-- start Extracted records --

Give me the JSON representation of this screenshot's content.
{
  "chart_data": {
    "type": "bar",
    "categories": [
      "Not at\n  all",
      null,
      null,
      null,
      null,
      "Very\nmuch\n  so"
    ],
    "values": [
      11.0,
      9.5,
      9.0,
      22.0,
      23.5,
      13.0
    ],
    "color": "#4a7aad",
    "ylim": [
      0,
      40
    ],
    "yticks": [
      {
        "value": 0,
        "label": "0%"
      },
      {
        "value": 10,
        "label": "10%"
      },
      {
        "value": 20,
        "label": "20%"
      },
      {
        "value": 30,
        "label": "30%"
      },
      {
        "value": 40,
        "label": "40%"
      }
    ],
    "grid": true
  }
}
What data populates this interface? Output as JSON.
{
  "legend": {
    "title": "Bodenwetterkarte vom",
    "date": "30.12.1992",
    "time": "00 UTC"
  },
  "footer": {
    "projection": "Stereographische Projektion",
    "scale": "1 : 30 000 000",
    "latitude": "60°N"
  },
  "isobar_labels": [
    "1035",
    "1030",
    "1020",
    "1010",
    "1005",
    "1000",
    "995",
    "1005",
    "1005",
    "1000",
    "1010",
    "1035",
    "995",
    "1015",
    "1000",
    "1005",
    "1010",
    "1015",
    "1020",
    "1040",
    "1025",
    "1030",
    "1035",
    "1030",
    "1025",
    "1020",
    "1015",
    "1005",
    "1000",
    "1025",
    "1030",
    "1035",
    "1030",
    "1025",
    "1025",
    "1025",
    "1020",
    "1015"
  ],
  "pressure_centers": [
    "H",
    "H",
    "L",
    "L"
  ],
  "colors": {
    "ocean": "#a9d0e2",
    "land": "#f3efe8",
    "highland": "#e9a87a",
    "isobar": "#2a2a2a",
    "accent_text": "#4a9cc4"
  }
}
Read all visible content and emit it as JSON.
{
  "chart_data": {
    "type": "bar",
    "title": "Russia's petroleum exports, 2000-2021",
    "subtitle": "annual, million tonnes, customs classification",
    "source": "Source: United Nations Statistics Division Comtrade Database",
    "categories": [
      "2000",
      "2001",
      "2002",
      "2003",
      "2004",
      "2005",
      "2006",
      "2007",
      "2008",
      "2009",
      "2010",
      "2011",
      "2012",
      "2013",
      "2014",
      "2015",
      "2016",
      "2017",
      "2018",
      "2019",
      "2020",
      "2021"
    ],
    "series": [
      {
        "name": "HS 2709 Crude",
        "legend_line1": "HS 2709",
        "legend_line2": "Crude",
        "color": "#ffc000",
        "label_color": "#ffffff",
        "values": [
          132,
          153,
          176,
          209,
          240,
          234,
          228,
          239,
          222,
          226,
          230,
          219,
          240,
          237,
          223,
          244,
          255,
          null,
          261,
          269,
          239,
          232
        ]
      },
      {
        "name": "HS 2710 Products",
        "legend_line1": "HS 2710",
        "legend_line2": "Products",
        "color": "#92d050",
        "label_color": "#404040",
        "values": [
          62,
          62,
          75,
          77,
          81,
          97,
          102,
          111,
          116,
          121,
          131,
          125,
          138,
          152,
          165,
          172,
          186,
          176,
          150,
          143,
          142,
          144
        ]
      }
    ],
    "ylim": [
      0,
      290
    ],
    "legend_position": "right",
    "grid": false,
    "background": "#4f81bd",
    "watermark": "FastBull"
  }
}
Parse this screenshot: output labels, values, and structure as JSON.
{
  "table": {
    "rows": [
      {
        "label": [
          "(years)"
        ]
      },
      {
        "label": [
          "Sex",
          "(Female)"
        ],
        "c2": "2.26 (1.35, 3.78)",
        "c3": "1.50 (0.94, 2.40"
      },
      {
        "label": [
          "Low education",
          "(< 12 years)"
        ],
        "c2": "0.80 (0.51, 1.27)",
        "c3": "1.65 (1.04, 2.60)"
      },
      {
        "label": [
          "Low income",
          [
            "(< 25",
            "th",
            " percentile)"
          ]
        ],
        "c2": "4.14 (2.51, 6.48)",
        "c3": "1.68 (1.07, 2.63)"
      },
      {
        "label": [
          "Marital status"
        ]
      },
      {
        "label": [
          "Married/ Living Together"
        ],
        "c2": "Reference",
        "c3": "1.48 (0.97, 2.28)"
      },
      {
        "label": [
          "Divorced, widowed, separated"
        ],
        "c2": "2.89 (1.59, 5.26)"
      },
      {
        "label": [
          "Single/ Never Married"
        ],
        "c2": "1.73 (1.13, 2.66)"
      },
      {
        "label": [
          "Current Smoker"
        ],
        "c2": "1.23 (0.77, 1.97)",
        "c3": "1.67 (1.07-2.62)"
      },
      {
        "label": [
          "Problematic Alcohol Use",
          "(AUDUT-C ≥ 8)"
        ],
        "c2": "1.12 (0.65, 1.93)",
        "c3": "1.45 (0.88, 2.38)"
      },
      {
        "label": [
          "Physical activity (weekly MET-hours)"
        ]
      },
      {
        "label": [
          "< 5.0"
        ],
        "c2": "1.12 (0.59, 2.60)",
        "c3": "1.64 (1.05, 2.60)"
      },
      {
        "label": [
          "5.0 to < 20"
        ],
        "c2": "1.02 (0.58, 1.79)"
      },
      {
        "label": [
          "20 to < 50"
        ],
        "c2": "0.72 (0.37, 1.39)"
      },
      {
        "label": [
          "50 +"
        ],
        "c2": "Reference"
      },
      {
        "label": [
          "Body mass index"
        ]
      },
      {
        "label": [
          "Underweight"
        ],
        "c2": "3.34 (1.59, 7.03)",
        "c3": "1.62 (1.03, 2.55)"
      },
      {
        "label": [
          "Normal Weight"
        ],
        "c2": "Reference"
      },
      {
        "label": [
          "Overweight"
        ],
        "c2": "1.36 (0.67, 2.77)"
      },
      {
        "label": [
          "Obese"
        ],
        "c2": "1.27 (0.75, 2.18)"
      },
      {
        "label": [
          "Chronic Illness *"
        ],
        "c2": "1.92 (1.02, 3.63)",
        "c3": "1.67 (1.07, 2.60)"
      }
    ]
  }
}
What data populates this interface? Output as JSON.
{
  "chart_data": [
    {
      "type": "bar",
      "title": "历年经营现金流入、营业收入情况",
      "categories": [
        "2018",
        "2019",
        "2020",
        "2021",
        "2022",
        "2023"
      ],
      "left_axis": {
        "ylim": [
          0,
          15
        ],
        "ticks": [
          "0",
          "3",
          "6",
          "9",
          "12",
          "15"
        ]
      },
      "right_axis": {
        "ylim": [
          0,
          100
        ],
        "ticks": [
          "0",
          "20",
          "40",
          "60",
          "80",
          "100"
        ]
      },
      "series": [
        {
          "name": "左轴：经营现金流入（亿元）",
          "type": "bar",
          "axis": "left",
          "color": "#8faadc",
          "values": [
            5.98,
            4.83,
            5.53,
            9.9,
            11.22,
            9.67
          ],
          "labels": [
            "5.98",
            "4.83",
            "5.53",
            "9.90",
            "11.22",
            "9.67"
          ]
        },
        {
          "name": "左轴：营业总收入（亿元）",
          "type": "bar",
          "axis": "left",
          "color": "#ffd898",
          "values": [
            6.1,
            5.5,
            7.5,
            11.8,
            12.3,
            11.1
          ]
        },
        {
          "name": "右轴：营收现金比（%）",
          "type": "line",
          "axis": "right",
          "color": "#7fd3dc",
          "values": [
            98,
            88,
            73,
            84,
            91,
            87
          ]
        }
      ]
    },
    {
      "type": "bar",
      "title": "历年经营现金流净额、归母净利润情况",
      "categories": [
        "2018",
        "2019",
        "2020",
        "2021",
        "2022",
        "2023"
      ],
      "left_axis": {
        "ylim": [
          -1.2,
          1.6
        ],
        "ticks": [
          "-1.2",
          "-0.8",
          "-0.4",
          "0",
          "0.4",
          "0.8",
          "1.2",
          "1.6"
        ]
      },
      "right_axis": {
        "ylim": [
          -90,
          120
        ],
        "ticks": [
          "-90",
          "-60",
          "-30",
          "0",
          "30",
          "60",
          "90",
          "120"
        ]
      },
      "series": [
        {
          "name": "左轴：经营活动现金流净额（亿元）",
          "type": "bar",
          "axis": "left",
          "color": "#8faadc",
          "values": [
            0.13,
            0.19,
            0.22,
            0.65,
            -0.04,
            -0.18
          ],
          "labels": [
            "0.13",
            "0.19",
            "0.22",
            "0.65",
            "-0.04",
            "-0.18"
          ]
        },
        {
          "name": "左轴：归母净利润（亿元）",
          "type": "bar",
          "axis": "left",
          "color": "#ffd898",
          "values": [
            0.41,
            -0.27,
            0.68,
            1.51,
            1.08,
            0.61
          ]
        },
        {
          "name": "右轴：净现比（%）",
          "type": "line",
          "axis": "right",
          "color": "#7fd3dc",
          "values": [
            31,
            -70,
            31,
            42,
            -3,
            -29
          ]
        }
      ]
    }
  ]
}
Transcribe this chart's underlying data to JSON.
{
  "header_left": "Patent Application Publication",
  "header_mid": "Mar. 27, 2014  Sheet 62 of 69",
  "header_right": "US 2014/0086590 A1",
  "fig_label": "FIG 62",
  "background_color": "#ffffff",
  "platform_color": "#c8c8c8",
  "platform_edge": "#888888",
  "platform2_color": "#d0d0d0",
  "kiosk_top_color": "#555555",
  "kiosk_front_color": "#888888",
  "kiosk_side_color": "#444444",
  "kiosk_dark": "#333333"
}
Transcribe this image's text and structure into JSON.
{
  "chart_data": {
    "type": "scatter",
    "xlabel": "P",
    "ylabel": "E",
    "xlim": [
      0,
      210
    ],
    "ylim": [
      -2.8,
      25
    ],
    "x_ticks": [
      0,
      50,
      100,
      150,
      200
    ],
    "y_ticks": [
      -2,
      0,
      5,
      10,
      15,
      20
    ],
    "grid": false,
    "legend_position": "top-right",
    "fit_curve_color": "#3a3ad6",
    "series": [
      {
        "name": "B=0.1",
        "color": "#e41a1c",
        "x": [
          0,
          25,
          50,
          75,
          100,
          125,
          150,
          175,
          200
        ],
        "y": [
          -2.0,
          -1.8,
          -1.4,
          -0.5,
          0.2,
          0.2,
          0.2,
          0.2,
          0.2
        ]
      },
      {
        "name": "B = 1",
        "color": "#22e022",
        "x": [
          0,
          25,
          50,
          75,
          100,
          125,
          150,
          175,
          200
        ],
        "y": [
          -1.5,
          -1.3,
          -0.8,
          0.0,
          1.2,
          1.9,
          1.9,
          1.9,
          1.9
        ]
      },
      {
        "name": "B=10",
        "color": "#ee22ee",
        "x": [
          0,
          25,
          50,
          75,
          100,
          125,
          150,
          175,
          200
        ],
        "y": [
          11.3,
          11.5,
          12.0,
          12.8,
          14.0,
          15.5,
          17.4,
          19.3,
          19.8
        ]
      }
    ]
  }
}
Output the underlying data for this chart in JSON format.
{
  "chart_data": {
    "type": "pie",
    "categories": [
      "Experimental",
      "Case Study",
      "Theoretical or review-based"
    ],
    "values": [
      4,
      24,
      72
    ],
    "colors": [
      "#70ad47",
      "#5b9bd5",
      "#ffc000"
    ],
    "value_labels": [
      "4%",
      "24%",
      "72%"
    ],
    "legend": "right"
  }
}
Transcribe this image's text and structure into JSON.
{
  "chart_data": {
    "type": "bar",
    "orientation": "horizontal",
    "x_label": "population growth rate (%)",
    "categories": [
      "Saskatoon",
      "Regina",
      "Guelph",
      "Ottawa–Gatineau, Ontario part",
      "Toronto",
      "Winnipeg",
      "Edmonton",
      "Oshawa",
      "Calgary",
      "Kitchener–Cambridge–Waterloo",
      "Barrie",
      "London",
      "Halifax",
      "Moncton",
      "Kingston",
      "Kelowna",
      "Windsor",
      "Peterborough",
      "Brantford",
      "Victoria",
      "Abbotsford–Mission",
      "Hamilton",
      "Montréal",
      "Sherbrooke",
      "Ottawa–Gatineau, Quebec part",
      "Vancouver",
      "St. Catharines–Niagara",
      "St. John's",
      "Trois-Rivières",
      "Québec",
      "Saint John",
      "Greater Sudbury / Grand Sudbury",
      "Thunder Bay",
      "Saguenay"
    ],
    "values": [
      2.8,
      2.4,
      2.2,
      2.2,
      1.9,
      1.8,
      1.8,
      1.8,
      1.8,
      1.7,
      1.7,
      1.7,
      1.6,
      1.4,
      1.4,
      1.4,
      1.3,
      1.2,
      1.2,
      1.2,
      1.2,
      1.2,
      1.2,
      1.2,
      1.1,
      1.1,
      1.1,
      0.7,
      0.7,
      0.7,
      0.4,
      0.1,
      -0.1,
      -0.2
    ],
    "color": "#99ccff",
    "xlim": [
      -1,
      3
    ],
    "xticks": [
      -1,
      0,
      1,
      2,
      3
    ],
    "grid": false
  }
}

-- end Extracted records --

What this task involves: Show every line from the listing above in which the string "part" appears.

Reply to the task:
      "Ottawa–Gatineau, Ontario part",
      "Ottawa–Gatineau, Quebec part",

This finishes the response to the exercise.